[EXERCISE OBJECTIVE] Can you repeat the items from the very first line through the line containing "paper-speck <box>1230 1572 1234 1575</box>", substituting "folio" for "page-number" and leaving everything else unchanged?

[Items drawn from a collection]

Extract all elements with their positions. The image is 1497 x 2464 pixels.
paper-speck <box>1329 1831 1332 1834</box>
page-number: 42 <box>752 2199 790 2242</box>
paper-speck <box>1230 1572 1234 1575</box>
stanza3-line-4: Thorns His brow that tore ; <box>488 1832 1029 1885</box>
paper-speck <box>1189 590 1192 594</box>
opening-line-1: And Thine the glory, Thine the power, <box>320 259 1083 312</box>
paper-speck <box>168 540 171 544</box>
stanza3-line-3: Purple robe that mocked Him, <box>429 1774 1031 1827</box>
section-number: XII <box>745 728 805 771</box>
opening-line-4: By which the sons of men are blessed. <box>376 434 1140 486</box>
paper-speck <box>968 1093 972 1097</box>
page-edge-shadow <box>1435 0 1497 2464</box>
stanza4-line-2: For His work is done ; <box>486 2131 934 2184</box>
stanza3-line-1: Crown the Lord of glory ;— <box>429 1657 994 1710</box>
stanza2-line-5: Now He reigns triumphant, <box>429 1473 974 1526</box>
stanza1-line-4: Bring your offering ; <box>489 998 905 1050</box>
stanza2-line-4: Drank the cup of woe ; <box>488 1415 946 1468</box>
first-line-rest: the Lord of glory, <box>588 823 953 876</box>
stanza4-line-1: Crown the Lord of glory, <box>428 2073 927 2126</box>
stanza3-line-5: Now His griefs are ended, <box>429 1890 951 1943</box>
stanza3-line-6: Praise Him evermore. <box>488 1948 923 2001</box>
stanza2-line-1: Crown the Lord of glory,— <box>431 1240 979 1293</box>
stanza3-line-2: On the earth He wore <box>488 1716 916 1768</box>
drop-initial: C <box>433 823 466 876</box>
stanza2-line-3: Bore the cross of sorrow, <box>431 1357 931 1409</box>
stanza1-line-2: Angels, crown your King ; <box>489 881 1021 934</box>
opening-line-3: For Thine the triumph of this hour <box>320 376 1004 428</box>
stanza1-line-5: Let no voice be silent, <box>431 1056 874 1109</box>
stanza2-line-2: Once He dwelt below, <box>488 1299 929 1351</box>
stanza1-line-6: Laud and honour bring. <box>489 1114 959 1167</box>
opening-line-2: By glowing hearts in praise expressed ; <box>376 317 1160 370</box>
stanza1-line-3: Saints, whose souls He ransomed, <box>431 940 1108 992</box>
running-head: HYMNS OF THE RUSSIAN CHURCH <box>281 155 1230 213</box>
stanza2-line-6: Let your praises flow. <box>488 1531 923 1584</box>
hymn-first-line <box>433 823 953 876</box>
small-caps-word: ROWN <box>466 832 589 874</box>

[COMPLETE ANSWER]
Extract all elements with their positions. The image is 1497 x 2464 pixels.
paper-speck <box>1329 1831 1332 1834</box>
folio: 42 <box>752 2199 790 2242</box>
paper-speck <box>1230 1572 1234 1575</box>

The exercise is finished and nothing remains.